## EXERCISE GOAL
Copy the listing below line for line, changing nothing.

## RAW DATA
____________

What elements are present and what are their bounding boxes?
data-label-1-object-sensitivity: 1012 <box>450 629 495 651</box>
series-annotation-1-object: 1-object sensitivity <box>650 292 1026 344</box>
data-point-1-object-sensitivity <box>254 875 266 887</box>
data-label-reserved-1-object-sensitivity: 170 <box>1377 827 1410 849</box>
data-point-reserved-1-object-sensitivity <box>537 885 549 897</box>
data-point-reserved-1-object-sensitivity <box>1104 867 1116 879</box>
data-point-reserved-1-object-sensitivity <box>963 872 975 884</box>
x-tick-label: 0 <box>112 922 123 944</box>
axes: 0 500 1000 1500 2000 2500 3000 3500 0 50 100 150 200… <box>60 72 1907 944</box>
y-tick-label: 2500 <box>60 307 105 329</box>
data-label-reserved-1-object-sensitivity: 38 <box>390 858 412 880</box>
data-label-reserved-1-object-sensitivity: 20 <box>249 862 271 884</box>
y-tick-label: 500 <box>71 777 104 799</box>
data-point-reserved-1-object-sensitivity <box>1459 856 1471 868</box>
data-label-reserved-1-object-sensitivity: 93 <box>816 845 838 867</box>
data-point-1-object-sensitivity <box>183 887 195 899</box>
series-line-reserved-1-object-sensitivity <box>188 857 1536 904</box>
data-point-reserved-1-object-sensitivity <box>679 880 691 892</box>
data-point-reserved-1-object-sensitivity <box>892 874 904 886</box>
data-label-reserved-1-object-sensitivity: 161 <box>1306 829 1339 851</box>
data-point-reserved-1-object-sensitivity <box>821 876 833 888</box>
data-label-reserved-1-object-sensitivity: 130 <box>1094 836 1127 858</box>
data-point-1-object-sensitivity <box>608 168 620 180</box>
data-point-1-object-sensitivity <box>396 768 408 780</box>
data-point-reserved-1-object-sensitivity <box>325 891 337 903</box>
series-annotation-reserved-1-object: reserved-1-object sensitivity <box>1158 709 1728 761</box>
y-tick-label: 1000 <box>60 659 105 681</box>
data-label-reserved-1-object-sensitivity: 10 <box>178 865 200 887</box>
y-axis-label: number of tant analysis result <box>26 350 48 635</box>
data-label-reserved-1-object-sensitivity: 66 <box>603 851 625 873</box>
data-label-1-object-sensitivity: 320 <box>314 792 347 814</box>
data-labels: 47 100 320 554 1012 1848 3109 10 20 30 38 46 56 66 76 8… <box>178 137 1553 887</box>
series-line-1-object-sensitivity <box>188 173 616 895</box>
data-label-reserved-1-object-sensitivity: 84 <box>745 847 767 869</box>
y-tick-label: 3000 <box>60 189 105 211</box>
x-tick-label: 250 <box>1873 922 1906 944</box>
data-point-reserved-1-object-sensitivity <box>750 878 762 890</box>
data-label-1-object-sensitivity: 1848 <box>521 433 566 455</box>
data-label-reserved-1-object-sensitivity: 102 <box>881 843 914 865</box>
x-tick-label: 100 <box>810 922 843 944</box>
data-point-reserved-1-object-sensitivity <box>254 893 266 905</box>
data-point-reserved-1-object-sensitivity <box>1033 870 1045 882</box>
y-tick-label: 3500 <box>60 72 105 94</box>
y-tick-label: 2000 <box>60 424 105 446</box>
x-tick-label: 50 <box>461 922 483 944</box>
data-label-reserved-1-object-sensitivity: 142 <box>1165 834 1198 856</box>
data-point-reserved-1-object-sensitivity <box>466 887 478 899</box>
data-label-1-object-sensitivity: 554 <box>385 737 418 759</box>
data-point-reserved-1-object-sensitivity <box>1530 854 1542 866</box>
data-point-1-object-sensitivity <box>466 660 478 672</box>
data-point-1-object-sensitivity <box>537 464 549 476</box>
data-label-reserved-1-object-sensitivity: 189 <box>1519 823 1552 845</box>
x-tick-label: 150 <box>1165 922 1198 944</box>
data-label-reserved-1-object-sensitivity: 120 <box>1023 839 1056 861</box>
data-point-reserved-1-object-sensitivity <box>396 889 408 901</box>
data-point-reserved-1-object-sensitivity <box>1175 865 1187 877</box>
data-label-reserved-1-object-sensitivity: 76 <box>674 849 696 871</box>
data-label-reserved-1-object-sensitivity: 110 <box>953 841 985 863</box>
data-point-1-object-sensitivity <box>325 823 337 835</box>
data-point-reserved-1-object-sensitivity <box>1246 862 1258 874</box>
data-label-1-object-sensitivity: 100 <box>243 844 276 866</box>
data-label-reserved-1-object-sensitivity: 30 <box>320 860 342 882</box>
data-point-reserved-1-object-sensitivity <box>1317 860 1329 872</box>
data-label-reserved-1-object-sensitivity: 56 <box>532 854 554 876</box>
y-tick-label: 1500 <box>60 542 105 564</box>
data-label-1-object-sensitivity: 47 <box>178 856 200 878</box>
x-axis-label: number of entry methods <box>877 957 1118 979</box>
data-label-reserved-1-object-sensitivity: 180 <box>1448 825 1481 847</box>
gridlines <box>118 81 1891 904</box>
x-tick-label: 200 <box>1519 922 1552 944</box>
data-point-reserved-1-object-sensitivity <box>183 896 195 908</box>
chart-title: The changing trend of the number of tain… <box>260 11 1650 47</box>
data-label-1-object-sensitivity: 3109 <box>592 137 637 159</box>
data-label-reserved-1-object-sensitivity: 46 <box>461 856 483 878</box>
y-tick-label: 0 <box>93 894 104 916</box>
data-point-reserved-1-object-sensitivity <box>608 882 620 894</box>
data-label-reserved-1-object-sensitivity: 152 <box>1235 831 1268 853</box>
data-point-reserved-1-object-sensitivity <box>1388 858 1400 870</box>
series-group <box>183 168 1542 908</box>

____________

## EXPECTED ANSWER
What elements are present and what are their bounding boxes?
data-label-1-object-sensitivity: 1012 <box>450 629 495 651</box>
series-annotation-1-object: 1-object sensitivity <box>650 292 1026 344</box>
data-point-1-object-sensitivity <box>254 875 266 887</box>
data-label-reserved-1-object-sensitivity: 170 <box>1377 827 1410 849</box>
data-point-reserved-1-object-sensitivity <box>537 885 549 897</box>
data-point-reserved-1-object-sensitivity <box>1104 867 1116 879</box>
data-point-reserved-1-object-sensitivity <box>963 872 975 884</box>
x-tick-label: 0 <box>112 922 123 944</box>
axes: 0 500 1000 1500 2000 2500 3000 3500 0 50 100 150 200… <box>60 72 1907 944</box>
y-tick-label: 2500 <box>60 307 105 329</box>
data-label-reserved-1-object-sensitivity: 38 <box>390 858 412 880</box>
data-label-reserved-1-object-sensitivity: 20 <box>249 862 271 884</box>
y-tick-label: 500 <box>71 777 104 799</box>
data-point-reserved-1-object-sensitivity <box>1459 856 1471 868</box>
data-label-reserved-1-object-sensitivity: 93 <box>816 845 838 867</box>
data-point-1-object-sensitivity <box>183 887 195 899</box>
series-line-reserved-1-object-sensitivity <box>188 857 1536 904</box>
data-point-reserved-1-object-sensitivity <box>679 880 691 892</box>
data-point-reserved-1-object-sensitivity <box>892 874 904 886</box>
data-label-reserved-1-object-sensitivity: 161 <box>1306 829 1339 851</box>
data-point-reserved-1-object-sensitivity <box>821 876 833 888</box>
data-label-reserved-1-object-sensitivity: 130 <box>1094 836 1127 858</box>
data-point-1-object-sensitivity <box>608 168 620 180</box>
data-point-1-object-sensitivity <box>396 768 408 780</box>
data-point-reserved-1-object-sensitivity <box>325 891 337 903</box>
series-annotation-reserved-1-object: reserved-1-object sensitivity <box>1158 709 1728 761</box>
y-tick-label: 1000 <box>60 659 105 681</box>
data-label-reserved-1-object-sensitivity: 10 <box>178 865 200 887</box>
y-axis-label: number of tant analysis result <box>26 350 48 635</box>
data-label-reserved-1-object-sensitivity: 66 <box>603 851 625 873</box>
data-label-1-object-sensitivity: 320 <box>314 792 347 814</box>
data-labels: 47 100 320 554 1012 1848 3109 10 20 30 38 46 56 66 76 8… <box>178 137 1553 887</box>
series-line-1-object-sensitivity <box>188 173 616 895</box>
data-label-reserved-1-object-sensitivity: 84 <box>745 847 767 869</box>
y-tick-label: 3000 <box>60 189 105 211</box>
x-tick-label: 250 <box>1873 922 1906 944</box>
data-point-reserved-1-object-sensitivity <box>750 878 762 890</box>
data-label-1-object-sensitivity: 1848 <box>521 433 566 455</box>
data-label-reserved-1-object-sensitivity: 102 <box>881 843 914 865</box>
x-tick-label: 100 <box>810 922 843 944</box>
data-point-reserved-1-object-sensitivity <box>254 893 266 905</box>
data-point-reserved-1-object-sensitivity <box>1033 870 1045 882</box>
y-tick-label: 3500 <box>60 72 105 94</box>
y-tick-label: 2000 <box>60 424 105 446</box>
x-tick-label: 50 <box>461 922 483 944</box>
data-label-reserved-1-object-sensitivity: 142 <box>1165 834 1198 856</box>
data-point-reserved-1-object-sensitivity <box>466 887 478 899</box>
data-label-1-object-sensitivity: 554 <box>385 737 418 759</box>
data-point-reserved-1-object-sensitivity <box>1530 854 1542 866</box>
data-point-1-object-sensitivity <box>466 660 478 672</box>
data-point-1-object-sensitivity <box>537 464 549 476</box>
data-label-reserved-1-object-sensitivity: 189 <box>1519 823 1552 845</box>
x-tick-label: 150 <box>1165 922 1198 944</box>
data-label-reserved-1-object-sensitivity: 120 <box>1023 839 1056 861</box>
data-point-reserved-1-object-sensitivity <box>396 889 408 901</box>
data-point-reserved-1-object-sensitivity <box>1175 865 1187 877</box>
data-label-reserved-1-object-sensitivity: 76 <box>674 849 696 871</box>
data-label-reserved-1-object-sensitivity: 110 <box>953 841 985 863</box>
data-point-1-object-sensitivity <box>325 823 337 835</box>
data-point-reserved-1-object-sensitivity <box>1246 862 1258 874</box>
data-label-1-object-sensitivity: 100 <box>243 844 276 866</box>
data-label-reserved-1-object-sensitivity: 30 <box>320 860 342 882</box>
data-point-reserved-1-object-sensitivity <box>1317 860 1329 872</box>
data-label-reserved-1-object-sensitivity: 56 <box>532 854 554 876</box>
y-tick-label: 1500 <box>60 542 105 564</box>
data-label-1-object-sensitivity: 47 <box>178 856 200 878</box>
x-axis-label: number of entry methods <box>877 957 1118 979</box>
data-label-reserved-1-object-sensitivity: 180 <box>1448 825 1481 847</box>
gridlines <box>118 81 1891 904</box>
x-tick-label: 200 <box>1519 922 1552 944</box>
data-point-reserved-1-object-sensitivity <box>183 896 195 908</box>
chart-title: The changing trend of the number of tain… <box>260 11 1650 47</box>
data-label-1-object-sensitivity: 3109 <box>592 137 637 159</box>
data-label-reserved-1-object-sensitivity: 46 <box>461 856 483 878</box>
y-tick-label: 0 <box>93 894 104 916</box>
data-point-reserved-1-object-sensitivity <box>608 882 620 894</box>
data-label-reserved-1-object-sensitivity: 152 <box>1235 831 1268 853</box>
data-point-reserved-1-object-sensitivity <box>1388 858 1400 870</box>
series-group <box>183 168 1542 908</box>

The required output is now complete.